- Exercise details -
Present the following data again exactly as it is shown.

- Extracted information -
************
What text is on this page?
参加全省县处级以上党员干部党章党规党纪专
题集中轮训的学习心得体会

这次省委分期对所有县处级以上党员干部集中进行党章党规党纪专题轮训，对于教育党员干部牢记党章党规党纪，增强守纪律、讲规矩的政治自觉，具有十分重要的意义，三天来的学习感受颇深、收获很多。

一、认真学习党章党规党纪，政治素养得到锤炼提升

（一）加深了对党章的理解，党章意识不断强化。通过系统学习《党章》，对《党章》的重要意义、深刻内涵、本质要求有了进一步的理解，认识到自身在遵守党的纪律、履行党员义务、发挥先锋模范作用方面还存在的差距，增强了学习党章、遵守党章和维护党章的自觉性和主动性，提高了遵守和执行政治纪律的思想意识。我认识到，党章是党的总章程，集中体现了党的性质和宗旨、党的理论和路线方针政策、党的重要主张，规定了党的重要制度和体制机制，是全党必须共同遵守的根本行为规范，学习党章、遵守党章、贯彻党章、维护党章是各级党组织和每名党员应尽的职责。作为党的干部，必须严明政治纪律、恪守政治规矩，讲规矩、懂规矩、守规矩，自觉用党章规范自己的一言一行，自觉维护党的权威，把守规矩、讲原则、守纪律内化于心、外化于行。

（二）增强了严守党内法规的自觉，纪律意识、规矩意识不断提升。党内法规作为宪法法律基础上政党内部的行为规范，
************
- Exercise result -
What text is on this page?
参加全省县处级以上党员干部党章党规党纪专
题集中轮训的学习心得体会

这次省委分期对所有县处级以上党员干部集中进行党章党规党纪专题轮训，对于教育党员干部牢记党章党规党纪，增强守纪律、讲规矩的政治自觉，具有十分重要的意义，三天来的学习感受颇深、收获很多。

一、认真学习党章党规党纪，政治素养得到锤炼提升

（一）加深了对党章的理解，党章意识不断强化。通过系统学习《党章》，对《党章》的重要意义、深刻内涵、本质要求有了进一步的理解，认识到自身在遵守党的纪律、履行党员义务、发挥先锋模范作用方面还存在的差距，增强了学习党章、遵守党章和维护党章的自觉性和主动性，提高了遵守和执行政治纪律的思想意识。我认识到，党章是党的总章程，集中体现了党的性质和宗旨、党的理论和路线方针政策、党的重要主张，规定了党的重要制度和体制机制，是全党必须共同遵守的根本行为规范，学习党章、遵守党章、贯彻党章、维护党章是各级党组织和每名党员应尽的职责。作为党的干部，必须严明政治纪律、恪守政治规矩，讲规矩、懂规矩、守规矩，自觉用党章规范自己的一言一行，自觉维护党的权威，把守规矩、讲原则、守纪律内化于心、外化于行。

（二）增强了严守党内法规的自觉，纪律意识、规矩意识不断提升。党内法规作为宪法法律基础上政党内部的行为规范，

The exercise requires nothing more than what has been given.